• Task material
━━━━━━━━━━
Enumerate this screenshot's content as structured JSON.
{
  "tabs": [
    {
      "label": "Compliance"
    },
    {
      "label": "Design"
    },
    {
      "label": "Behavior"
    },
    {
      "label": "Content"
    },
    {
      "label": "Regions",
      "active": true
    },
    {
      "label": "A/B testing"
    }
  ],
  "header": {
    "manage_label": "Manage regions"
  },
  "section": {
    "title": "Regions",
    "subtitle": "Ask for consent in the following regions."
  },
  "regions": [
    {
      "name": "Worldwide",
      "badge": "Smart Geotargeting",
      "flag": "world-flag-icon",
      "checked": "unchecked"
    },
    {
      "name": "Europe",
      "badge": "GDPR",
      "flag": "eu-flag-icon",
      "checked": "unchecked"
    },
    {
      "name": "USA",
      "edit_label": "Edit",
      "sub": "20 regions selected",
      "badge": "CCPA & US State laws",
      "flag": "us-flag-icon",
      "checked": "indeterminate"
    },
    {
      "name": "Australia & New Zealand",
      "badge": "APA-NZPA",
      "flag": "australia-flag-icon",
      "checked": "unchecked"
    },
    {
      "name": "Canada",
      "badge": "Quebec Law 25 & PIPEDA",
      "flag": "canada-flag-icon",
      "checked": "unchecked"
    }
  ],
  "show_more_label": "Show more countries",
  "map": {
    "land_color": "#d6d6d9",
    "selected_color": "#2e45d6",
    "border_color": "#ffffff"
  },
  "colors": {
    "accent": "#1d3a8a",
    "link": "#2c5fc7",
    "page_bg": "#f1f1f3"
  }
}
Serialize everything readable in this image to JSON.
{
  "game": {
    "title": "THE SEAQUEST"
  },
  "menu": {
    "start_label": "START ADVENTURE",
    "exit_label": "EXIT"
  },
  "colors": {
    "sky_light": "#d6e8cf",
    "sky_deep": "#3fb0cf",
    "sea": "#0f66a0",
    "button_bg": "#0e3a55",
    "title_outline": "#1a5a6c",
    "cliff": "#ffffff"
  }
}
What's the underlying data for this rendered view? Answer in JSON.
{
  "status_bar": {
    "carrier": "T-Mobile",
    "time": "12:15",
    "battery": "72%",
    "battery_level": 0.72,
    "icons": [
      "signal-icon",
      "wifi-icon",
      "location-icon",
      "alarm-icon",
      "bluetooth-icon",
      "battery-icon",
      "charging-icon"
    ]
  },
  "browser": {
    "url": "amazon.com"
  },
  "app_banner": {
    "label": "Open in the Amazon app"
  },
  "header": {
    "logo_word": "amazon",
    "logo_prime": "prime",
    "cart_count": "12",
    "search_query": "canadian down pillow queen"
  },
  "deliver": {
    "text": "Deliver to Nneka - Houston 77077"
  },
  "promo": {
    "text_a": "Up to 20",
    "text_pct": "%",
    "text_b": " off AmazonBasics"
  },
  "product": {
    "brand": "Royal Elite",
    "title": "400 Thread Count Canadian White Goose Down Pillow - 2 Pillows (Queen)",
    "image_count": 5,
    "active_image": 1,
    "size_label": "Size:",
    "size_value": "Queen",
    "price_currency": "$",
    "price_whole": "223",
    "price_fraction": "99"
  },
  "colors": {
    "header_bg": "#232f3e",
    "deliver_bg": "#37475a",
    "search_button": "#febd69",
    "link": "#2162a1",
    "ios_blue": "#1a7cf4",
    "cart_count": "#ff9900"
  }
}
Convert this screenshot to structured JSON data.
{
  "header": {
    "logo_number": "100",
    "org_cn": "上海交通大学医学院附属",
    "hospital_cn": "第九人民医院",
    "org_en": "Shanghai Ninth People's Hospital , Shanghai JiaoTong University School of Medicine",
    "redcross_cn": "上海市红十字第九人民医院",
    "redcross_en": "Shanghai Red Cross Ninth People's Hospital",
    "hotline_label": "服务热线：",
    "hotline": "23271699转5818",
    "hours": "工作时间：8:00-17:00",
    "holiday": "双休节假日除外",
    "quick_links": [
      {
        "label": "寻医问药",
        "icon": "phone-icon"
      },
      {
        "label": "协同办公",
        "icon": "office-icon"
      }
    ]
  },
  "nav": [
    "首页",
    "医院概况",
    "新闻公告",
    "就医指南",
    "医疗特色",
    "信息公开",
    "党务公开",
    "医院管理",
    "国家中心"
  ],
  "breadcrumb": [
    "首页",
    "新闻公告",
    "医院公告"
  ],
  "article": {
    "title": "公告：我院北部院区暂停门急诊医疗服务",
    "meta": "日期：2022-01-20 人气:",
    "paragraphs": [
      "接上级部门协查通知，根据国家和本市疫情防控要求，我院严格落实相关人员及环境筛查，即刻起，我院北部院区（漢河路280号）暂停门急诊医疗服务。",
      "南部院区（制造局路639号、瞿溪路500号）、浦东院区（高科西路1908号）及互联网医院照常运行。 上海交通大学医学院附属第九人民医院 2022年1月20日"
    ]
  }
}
━━━━━━━━━━
• Exercise brief
Your task is to print all of the records exactly.

• Full answer
Enumerate this screenshot's content as structured JSON.
{
  "tabs": [
    {
      "label": "Compliance"
    },
    {
      "label": "Design"
    },
    {
      "label": "Behavior"
    },
    {
      "label": "Content"
    },
    {
      "label": "Regions",
      "active": true
    },
    {
      "label": "A/B testing"
    }
  ],
  "header": {
    "manage_label": "Manage regions"
  },
  "section": {
    "title": "Regions",
    "subtitle": "Ask for consent in the following regions."
  },
  "regions": [
    {
      "name": "Worldwide",
      "badge": "Smart Geotargeting",
      "flag": "world-flag-icon",
      "checked": "unchecked"
    },
    {
      "name": "Europe",
      "badge": "GDPR",
      "flag": "eu-flag-icon",
      "checked": "unchecked"
    },
    {
      "name": "USA",
      "edit_label": "Edit",
      "sub": "20 regions selected",
      "badge": "CCPA & US State laws",
      "flag": "us-flag-icon",
      "checked": "indeterminate"
    },
    {
      "name": "Australia & New Zealand",
      "badge": "APA-NZPA",
      "flag": "australia-flag-icon",
      "checked": "unchecked"
    },
    {
      "name": "Canada",
      "badge": "Quebec Law 25 & PIPEDA",
      "flag": "canada-flag-icon",
      "checked": "unchecked"
    }
  ],
  "show_more_label": "Show more countries",
  "map": {
    "land_color": "#d6d6d9",
    "selected_color": "#2e45d6",
    "border_color": "#ffffff"
  },
  "colors": {
    "accent": "#1d3a8a",
    "link": "#2c5fc7",
    "page_bg": "#f1f1f3"
  }
}
Serialize everything readable in this image to JSON.
{
  "game": {
    "title": "THE SEAQUEST"
  },
  "menu": {
    "start_label": "START ADVENTURE",
    "exit_label": "EXIT"
  },
  "colors": {
    "sky_light": "#d6e8cf",
    "sky_deep": "#3fb0cf",
    "sea": "#0f66a0",
    "button_bg": "#0e3a55",
    "title_outline": "#1a5a6c",
    "cliff": "#ffffff"
  }
}
What's the underlying data for this rendered view? Answer in JSON.
{
  "status_bar": {
    "carrier": "T-Mobile",
    "time": "12:15",
    "battery": "72%",
    "battery_level": 0.72,
    "icons": [
      "signal-icon",
      "wifi-icon",
      "location-icon",
      "alarm-icon",
      "bluetooth-icon",
      "battery-icon",
      "charging-icon"
    ]
  },
  "browser": {
    "url": "amazon.com"
  },
  "app_banner": {
    "label": "Open in the Amazon app"
  },
  "header": {
    "logo_word": "amazon",
    "logo_prime": "prime",
    "cart_count": "12",
    "search_query": "canadian down pillow queen"
  },
  "deliver": {
    "text": "Deliver to Nneka - Houston 77077"
  },
  "promo": {
    "text_a": "Up to 20",
    "text_pct": "%",
    "text_b": " off AmazonBasics"
  },
  "product": {
    "brand": "Royal Elite",
    "title": "400 Thread Count Canadian White Goose Down Pillow - 2 Pillows (Queen)",
    "image_count": 5,
    "active_image": 1,
    "size_label": "Size:",
    "size_value": "Queen",
    "price_currency": "$",
    "price_whole": "223",
    "price_fraction": "99"
  },
  "colors": {
    "header_bg": "#232f3e",
    "deliver_bg": "#37475a",
    "search_button": "#febd69",
    "link": "#2162a1",
    "ios_blue": "#1a7cf4",
    "cart_count": "#ff9900"
  }
}
Convert this screenshot to structured JSON data.
{
  "header": {
    "logo_number": "100",
    "org_cn": "上海交通大学医学院附属",
    "hospital_cn": "第九人民医院",
    "org_en": "Shanghai Ninth People's Hospital , Shanghai JiaoTong University School of Medicine",
    "redcross_cn": "上海市红十字第九人民医院",
    "redcross_en": "Shanghai Red Cross Ninth People's Hospital",
    "hotline_label": "服务热线：",
    "hotline": "23271699转5818",
    "hours": "工作时间：8:00-17:00",
    "holiday": "双休节假日除外",
    "quick_links": [
      {
        "label": "寻医问药",
        "icon": "phone-icon"
      },
      {
        "label": "协同办公",
        "icon": "office-icon"
      }
    ]
  },
  "nav": [
    "首页",
    "医院概况",
    "新闻公告",
    "就医指南",
    "医疗特色",
    "信息公开",
    "党务公开",
    "医院管理",
    "国家中心"
  ],
  "breadcrumb": [
    "首页",
    "新闻公告",
    "医院公告"
  ],
  "article": {
    "title": "公告：我院北部院区暂停门急诊医疗服务",
    "meta": "日期：2022-01-20 人气:",
    "paragraphs": [
      "接上级部门协查通知，根据国家和本市疫情防控要求，我院严格落实相关人员及环境筛查，即刻起，我院北部院区（漢河路280号）暂停门急诊医疗服务。",
      "南部院区（制造局路639号、瞿溪路500号）、浦东院区（高科西路1908号）及互联网医院照常运行。 上海交通大学医学院附属第九人民医院 2022年1月20日"
    ]
  }
}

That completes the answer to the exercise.